(Figure dataset records)
◆ ◆ ◆
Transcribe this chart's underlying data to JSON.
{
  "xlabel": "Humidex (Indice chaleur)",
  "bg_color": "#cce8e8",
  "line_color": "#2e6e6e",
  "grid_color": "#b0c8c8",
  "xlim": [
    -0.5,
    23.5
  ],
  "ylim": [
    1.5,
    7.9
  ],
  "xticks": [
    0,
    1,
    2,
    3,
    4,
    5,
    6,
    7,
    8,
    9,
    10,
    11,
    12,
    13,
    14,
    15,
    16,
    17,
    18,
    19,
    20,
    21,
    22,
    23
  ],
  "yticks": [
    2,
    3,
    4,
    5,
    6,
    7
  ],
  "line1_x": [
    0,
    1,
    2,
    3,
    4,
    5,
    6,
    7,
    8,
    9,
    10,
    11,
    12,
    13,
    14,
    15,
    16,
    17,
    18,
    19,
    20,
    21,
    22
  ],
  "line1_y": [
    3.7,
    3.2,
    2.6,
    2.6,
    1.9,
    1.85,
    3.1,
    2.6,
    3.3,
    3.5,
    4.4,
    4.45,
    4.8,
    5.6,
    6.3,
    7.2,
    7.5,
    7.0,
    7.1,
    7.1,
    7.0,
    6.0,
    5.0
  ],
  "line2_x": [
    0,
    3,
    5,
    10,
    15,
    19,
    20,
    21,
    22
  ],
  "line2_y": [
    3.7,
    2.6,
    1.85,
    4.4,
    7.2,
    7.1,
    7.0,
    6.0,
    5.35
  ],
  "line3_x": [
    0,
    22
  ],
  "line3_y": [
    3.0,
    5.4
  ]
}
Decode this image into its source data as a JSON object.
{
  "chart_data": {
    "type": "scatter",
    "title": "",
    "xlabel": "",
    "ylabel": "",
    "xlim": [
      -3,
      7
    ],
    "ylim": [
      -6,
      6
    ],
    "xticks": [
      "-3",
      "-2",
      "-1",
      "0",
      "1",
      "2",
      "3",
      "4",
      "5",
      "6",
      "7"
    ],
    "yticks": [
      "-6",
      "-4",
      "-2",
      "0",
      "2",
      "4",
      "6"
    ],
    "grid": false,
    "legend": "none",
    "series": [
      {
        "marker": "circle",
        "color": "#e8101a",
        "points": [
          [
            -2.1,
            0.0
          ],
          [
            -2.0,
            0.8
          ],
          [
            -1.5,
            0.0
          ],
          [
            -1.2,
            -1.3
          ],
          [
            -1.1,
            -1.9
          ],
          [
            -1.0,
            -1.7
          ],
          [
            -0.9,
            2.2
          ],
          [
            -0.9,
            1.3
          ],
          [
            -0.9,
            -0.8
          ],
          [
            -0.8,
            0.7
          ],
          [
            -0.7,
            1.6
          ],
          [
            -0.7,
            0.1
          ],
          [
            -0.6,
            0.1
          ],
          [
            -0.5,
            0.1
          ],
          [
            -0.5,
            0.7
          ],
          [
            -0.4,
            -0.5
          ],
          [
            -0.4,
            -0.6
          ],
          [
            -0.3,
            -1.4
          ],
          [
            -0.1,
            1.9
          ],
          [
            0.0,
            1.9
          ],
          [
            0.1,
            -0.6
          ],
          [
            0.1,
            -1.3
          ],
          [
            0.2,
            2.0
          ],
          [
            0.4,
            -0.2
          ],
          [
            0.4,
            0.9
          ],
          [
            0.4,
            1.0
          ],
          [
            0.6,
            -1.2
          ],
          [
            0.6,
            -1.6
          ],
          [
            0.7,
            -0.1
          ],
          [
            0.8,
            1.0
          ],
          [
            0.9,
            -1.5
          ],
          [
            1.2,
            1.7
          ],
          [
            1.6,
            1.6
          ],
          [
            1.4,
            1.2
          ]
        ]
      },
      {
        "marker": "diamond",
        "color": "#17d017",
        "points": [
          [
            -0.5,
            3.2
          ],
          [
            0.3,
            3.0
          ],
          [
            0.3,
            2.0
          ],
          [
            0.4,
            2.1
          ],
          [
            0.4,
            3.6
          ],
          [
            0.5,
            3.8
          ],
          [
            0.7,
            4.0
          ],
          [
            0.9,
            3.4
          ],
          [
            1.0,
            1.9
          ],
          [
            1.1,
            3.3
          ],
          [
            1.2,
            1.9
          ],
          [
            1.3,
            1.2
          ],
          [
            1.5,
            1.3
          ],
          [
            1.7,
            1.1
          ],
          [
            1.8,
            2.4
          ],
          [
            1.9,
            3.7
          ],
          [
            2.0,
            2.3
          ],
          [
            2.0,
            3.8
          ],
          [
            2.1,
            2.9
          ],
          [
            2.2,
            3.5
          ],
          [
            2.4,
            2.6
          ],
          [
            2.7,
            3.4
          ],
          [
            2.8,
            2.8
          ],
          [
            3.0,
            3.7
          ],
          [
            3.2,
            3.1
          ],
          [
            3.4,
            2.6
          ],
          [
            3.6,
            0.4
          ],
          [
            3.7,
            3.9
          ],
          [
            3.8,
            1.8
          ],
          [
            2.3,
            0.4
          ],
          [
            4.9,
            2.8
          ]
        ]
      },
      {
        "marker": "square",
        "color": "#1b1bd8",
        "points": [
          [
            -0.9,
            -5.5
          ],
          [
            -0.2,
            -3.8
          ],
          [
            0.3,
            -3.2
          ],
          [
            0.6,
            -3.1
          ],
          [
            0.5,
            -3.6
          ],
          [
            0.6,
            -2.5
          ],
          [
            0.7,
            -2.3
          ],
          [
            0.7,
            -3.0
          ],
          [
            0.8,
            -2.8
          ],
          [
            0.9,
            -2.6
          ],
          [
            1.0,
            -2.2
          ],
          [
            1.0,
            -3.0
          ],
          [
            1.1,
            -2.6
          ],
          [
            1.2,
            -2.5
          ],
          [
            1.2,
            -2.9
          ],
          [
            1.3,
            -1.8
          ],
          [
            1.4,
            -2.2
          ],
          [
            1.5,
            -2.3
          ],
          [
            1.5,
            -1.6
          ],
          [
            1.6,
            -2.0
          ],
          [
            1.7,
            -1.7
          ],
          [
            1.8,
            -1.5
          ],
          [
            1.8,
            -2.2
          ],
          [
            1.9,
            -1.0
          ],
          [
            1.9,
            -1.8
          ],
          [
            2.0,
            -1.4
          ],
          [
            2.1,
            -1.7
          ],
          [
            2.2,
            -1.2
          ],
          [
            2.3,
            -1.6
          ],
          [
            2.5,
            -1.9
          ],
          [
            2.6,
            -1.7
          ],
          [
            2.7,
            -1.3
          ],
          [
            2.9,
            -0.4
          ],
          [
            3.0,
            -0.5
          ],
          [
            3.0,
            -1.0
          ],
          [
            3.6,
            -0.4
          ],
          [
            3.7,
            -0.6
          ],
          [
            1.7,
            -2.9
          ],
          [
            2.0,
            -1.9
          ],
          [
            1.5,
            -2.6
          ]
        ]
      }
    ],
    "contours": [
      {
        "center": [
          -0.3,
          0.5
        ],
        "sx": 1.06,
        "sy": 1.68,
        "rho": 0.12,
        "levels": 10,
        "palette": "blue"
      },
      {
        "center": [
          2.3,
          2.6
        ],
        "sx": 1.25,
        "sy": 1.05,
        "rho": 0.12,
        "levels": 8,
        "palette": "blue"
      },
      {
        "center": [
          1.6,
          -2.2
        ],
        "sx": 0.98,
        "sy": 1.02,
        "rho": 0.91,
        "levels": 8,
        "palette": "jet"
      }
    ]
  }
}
◆ ◆ ◆
Short problem :: Output all preceding records character for character.

Result ::
Transcribe this chart's underlying data to JSON.
{
  "xlabel": "Humidex (Indice chaleur)",
  "bg_color": "#cce8e8",
  "line_color": "#2e6e6e",
  "grid_color": "#b0c8c8",
  "xlim": [
    -0.5,
    23.5
  ],
  "ylim": [
    1.5,
    7.9
  ],
  "xticks": [
    0,
    1,
    2,
    3,
    4,
    5,
    6,
    7,
    8,
    9,
    10,
    11,
    12,
    13,
    14,
    15,
    16,
    17,
    18,
    19,
    20,
    21,
    22,
    23
  ],
  "yticks": [
    2,
    3,
    4,
    5,
    6,
    7
  ],
  "line1_x": [
    0,
    1,
    2,
    3,
    4,
    5,
    6,
    7,
    8,
    9,
    10,
    11,
    12,
    13,
    14,
    15,
    16,
    17,
    18,
    19,
    20,
    21,
    22
  ],
  "line1_y": [
    3.7,
    3.2,
    2.6,
    2.6,
    1.9,
    1.85,
    3.1,
    2.6,
    3.3,
    3.5,
    4.4,
    4.45,
    4.8,
    5.6,
    6.3,
    7.2,
    7.5,
    7.0,
    7.1,
    7.1,
    7.0,
    6.0,
    5.0
  ],
  "line2_x": [
    0,
    3,
    5,
    10,
    15,
    19,
    20,
    21,
    22
  ],
  "line2_y": [
    3.7,
    2.6,
    1.85,
    4.4,
    7.2,
    7.1,
    7.0,
    6.0,
    5.35
  ],
  "line3_x": [
    0,
    22
  ],
  "line3_y": [
    3.0,
    5.4
  ]
}
Decode this image into its source data as a JSON object.
{
  "chart_data": {
    "type": "scatter",
    "title": "",
    "xlabel": "",
    "ylabel": "",
    "xlim": [
      -3,
      7
    ],
    "ylim": [
      -6,
      6
    ],
    "xticks": [
      "-3",
      "-2",
      "-1",
      "0",
      "1",
      "2",
      "3",
      "4",
      "5",
      "6",
      "7"
    ],
    "yticks": [
      "-6",
      "-4",
      "-2",
      "0",
      "2",
      "4",
      "6"
    ],
    "grid": false,
    "legend": "none",
    "series": [
      {
        "marker": "circle",
        "color": "#e8101a",
        "points": [
          [
            -2.1,
            0.0
          ],
          [
            -2.0,
            0.8
          ],
          [
            -1.5,
            0.0
          ],
          [
            -1.2,
            -1.3
          ],
          [
            -1.1,
            -1.9
          ],
          [
            -1.0,
            -1.7
          ],
          [
            -0.9,
            2.2
          ],
          [
            -0.9,
            1.3
          ],
          [
            -0.9,
            -0.8
          ],
          [
            -0.8,
            0.7
          ],
          [
            -0.7,
            1.6
          ],
          [
            -0.7,
            0.1
          ],
          [
            -0.6,
            0.1
          ],
          [
            -0.5,
            0.1
          ],
          [
            -0.5,
            0.7
          ],
          [
            -0.4,
            -0.5
          ],
          [
            -0.4,
            -0.6
          ],
          [
            -0.3,
            -1.4
          ],
          [
            -0.1,
            1.9
          ],
          [
            0.0,
            1.9
          ],
          [
            0.1,
            -0.6
          ],
          [
            0.1,
            -1.3
          ],
          [
            0.2,
            2.0
          ],
          [
            0.4,
            -0.2
          ],
          [
            0.4,
            0.9
          ],
          [
            0.4,
            1.0
          ],
          [
            0.6,
            -1.2
          ],
          [
            0.6,
            -1.6
          ],
          [
            0.7,
            -0.1
          ],
          [
            0.8,
            1.0
          ],
          [
            0.9,
            -1.5
          ],
          [
            1.2,
            1.7
          ],
          [
            1.6,
            1.6
          ],
          [
            1.4,
            1.2
          ]
        ]
      },
      {
        "marker": "diamond",
        "color": "#17d017",
        "points": [
          [
            -0.5,
            3.2
          ],
          [
            0.3,
            3.0
          ],
          [
            0.3,
            2.0
          ],
          [
            0.4,
            2.1
          ],
          [
            0.4,
            3.6
          ],
          [
            0.5,
            3.8
          ],
          [
            0.7,
            4.0
          ],
          [
            0.9,
            3.4
          ],
          [
            1.0,
            1.9
          ],
          [
            1.1,
            3.3
          ],
          [
            1.2,
            1.9
          ],
          [
            1.3,
            1.2
          ],
          [
            1.5,
            1.3
          ],
          [
            1.7,
            1.1
          ],
          [
            1.8,
            2.4
          ],
          [
            1.9,
            3.7
          ],
          [
            2.0,
            2.3
          ],
          [
            2.0,
            3.8
          ],
          [
            2.1,
            2.9
          ],
          [
            2.2,
            3.5
          ],
          [
            2.4,
            2.6
          ],
          [
            2.7,
            3.4
          ],
          [
            2.8,
            2.8
          ],
          [
            3.0,
            3.7
          ],
          [
            3.2,
            3.1
          ],
          [
            3.4,
            2.6
          ],
          [
            3.6,
            0.4
          ],
          [
            3.7,
            3.9
          ],
          [
            3.8,
            1.8
          ],
          [
            2.3,
            0.4
          ],
          [
            4.9,
            2.8
          ]
        ]
      },
      {
        "marker": "square",
        "color": "#1b1bd8",
        "points": [
          [
            -0.9,
            -5.5
          ],
          [
            -0.2,
            -3.8
          ],
          [
            0.3,
            -3.2
          ],
          [
            0.6,
            -3.1
          ],
          [
            0.5,
            -3.6
          ],
          [
            0.6,
            -2.5
          ],
          [
            0.7,
            -2.3
          ],
          [
            0.7,
            -3.0
          ],
          [
            0.8,
            -2.8
          ],
          [
            0.9,
            -2.6
          ],
          [
            1.0,
            -2.2
          ],
          [
            1.0,
            -3.0
          ],
          [
            1.1,
            -2.6
          ],
          [
            1.2,
            -2.5
          ],
          [
            1.2,
            -2.9
          ],
          [
            1.3,
            -1.8
          ],
          [
            1.4,
            -2.2
          ],
          [
            1.5,
            -2.3
          ],
          [
            1.5,
            -1.6
          ],
          [
            1.6,
            -2.0
          ],
          [
            1.7,
            -1.7
          ],
          [
            1.8,
            -1.5
          ],
          [
            1.8,
            -2.2
          ],
          [
            1.9,
            -1.0
          ],
          [
            1.9,
            -1.8
          ],
          [
            2.0,
            -1.4
          ],
          [
            2.1,
            -1.7
          ],
          [
            2.2,
            -1.2
          ],
          [
            2.3,
            -1.6
          ],
          [
            2.5,
            -1.9
          ],
          [
            2.6,
            -1.7
          ],
          [
            2.7,
            -1.3
          ],
          [
            2.9,
            -0.4
          ],
          [
            3.0,
            -0.5
          ],
          [
            3.0,
            -1.0
          ],
          [
            3.6,
            -0.4
          ],
          [
            3.7,
            -0.6
          ],
          [
            1.7,
            -2.9
          ],
          [
            2.0,
            -1.9
          ],
          [
            1.5,
            -2.6
          ]
        ]
      }
    ],
    "contours": [
      {
        "center": [
          -0.3,
          0.5
        ],
        "sx": 1.06,
        "sy": 1.68,
        "rho": 0.12,
        "levels": 10,
        "palette": "blue"
      },
      {
        "center": [
          2.3,
          2.6
        ],
        "sx": 1.25,
        "sy": 1.05,
        "rho": 0.12,
        "levels": 8,
        "palette": "blue"
      },
      {
        "center": [
          1.6,
          -2.2
        ],
        "sx": 0.98,
        "sy": 1.02,
        "rho": 0.91,
        "levels": 8,
        "palette": "jet"
      }
    ]
  }
}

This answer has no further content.